■ **PROBLEM STATEMENT**
Show all lines from the listing below that contain "content".

■ **RECORD EXCERPTS**
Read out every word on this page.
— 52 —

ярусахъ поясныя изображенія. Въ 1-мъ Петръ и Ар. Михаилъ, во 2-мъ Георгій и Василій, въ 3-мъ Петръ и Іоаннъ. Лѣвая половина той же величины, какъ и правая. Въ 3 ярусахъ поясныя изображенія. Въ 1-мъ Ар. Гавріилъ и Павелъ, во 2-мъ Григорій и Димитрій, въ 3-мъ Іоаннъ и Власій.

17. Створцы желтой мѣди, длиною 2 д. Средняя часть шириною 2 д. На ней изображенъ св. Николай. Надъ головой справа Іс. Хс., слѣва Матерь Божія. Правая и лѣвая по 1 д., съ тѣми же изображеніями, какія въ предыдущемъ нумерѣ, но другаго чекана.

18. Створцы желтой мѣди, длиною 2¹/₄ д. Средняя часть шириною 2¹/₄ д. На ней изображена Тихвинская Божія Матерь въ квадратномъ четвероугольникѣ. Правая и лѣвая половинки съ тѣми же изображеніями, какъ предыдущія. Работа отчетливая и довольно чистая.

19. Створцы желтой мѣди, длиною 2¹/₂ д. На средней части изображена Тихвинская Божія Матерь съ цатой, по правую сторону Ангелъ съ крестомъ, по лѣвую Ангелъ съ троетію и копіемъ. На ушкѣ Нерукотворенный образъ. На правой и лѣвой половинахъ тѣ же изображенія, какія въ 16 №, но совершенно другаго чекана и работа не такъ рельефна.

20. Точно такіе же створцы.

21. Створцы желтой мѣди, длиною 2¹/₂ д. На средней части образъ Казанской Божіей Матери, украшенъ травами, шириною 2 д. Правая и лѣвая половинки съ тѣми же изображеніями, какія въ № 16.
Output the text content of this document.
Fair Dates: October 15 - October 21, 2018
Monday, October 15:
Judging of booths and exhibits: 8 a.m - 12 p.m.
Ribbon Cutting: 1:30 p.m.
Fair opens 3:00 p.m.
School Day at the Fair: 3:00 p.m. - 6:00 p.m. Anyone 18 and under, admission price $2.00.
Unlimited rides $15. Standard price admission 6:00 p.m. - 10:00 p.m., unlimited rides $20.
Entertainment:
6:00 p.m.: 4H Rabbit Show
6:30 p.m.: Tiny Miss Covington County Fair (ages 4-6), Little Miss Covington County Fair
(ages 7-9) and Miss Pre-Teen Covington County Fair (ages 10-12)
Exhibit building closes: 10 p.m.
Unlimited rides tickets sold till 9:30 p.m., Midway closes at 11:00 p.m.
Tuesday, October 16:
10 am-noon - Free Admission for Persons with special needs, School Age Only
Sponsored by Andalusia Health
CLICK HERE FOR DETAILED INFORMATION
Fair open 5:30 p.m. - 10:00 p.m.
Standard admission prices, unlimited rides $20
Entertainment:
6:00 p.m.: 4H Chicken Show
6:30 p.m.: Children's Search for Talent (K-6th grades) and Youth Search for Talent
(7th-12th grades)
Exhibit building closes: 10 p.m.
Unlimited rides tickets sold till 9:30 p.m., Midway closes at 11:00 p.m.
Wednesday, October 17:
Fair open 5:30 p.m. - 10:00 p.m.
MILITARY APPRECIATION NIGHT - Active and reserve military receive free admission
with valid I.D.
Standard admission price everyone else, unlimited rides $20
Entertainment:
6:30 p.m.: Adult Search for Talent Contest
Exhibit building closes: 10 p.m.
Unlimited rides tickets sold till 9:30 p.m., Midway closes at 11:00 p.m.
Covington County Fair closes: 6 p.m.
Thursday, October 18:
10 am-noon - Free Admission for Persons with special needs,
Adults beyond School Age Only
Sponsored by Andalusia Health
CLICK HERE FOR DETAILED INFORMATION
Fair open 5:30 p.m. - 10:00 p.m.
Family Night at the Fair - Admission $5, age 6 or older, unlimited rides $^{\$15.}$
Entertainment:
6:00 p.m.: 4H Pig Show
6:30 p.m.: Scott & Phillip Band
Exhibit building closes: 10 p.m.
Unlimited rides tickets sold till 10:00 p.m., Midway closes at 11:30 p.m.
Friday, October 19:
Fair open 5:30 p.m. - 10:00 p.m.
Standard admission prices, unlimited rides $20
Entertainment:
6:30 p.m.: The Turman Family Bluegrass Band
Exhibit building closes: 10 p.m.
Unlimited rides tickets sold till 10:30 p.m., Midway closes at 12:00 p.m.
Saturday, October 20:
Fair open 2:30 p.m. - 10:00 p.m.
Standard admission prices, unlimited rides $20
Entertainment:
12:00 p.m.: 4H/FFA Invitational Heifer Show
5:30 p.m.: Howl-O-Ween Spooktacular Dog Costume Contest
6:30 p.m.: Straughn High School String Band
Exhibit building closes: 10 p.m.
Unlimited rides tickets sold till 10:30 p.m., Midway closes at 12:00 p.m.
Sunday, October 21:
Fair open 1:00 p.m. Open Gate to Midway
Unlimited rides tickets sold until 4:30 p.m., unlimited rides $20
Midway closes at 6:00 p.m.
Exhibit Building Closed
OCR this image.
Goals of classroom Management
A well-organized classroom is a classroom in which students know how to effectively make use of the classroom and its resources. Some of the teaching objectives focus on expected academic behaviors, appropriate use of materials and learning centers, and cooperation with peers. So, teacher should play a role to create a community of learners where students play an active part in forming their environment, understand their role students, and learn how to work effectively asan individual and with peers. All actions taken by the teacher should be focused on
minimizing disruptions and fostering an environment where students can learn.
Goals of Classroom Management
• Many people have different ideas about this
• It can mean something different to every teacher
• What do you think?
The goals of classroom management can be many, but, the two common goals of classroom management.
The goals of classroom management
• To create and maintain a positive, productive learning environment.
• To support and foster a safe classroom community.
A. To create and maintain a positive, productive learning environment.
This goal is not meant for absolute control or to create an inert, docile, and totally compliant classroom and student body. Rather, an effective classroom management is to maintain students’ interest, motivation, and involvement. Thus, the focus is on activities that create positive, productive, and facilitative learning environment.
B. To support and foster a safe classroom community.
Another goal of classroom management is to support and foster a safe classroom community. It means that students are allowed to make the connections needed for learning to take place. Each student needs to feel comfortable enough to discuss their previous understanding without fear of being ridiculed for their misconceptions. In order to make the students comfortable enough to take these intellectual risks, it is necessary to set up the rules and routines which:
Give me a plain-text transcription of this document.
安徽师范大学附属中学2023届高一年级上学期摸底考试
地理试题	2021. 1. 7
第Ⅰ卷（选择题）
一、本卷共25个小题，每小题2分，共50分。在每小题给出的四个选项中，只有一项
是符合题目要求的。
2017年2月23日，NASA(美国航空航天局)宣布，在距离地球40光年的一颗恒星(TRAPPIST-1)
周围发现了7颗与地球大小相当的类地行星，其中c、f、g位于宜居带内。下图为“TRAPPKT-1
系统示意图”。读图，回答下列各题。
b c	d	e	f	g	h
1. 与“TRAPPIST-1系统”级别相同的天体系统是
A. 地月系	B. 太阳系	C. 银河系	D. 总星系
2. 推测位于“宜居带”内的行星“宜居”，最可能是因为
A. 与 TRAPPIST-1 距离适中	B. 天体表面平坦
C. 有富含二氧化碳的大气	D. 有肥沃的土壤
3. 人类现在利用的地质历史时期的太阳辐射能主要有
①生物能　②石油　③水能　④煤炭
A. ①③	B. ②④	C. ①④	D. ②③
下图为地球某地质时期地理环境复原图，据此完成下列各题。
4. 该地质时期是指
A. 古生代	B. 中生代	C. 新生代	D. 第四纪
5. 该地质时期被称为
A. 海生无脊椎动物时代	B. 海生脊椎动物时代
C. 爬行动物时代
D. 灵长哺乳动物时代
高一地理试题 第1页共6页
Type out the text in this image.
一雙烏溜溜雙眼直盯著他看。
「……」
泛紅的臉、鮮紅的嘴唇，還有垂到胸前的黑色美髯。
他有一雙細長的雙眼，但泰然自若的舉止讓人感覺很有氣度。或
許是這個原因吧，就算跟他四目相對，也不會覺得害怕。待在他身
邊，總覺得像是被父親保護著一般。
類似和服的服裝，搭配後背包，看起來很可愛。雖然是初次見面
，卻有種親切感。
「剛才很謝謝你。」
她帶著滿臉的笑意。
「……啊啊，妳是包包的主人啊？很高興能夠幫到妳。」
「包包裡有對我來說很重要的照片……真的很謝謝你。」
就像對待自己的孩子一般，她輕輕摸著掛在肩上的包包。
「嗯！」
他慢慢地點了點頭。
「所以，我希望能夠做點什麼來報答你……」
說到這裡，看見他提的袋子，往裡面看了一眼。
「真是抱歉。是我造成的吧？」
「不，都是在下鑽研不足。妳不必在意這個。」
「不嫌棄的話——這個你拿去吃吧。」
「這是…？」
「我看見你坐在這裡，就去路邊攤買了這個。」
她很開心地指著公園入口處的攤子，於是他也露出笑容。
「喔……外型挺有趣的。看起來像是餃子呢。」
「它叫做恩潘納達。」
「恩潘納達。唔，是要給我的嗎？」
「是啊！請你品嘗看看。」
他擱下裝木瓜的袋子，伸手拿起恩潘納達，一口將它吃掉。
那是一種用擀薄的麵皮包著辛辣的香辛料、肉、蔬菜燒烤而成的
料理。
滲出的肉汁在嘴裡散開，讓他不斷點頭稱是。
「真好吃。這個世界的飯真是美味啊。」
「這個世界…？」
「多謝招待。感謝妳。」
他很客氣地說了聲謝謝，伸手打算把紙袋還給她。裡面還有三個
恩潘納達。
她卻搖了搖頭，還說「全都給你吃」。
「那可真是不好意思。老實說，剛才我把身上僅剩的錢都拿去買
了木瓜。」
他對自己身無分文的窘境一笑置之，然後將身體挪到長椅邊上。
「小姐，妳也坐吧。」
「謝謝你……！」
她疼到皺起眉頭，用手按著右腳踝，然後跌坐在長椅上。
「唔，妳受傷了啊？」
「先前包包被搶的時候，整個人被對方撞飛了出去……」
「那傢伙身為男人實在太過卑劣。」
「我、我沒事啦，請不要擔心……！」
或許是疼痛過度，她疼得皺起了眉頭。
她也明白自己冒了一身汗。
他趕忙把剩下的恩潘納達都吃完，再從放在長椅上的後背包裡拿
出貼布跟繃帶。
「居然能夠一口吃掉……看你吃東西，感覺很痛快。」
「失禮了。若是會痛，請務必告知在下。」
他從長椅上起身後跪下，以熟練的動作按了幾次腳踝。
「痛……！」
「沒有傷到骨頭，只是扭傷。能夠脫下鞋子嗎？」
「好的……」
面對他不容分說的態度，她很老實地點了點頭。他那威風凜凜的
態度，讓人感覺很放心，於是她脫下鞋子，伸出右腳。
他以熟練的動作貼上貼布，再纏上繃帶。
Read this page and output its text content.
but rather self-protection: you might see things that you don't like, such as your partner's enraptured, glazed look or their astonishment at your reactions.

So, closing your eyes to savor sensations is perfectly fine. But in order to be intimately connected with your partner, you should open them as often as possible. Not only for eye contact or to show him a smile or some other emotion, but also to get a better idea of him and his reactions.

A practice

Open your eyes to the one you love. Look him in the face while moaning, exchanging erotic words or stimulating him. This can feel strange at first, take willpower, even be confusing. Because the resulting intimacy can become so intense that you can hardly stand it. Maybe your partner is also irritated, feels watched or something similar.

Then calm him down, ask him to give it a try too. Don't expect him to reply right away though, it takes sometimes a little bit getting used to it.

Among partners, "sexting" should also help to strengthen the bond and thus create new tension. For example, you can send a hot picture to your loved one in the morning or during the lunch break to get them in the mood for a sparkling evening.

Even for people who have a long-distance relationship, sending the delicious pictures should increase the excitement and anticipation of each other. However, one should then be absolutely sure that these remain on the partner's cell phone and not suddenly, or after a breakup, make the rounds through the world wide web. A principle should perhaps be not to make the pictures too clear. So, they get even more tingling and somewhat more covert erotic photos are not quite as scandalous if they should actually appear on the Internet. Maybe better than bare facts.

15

■ **FINAL ANSWER**
Output the text content of this document.
Read this page and output its text content.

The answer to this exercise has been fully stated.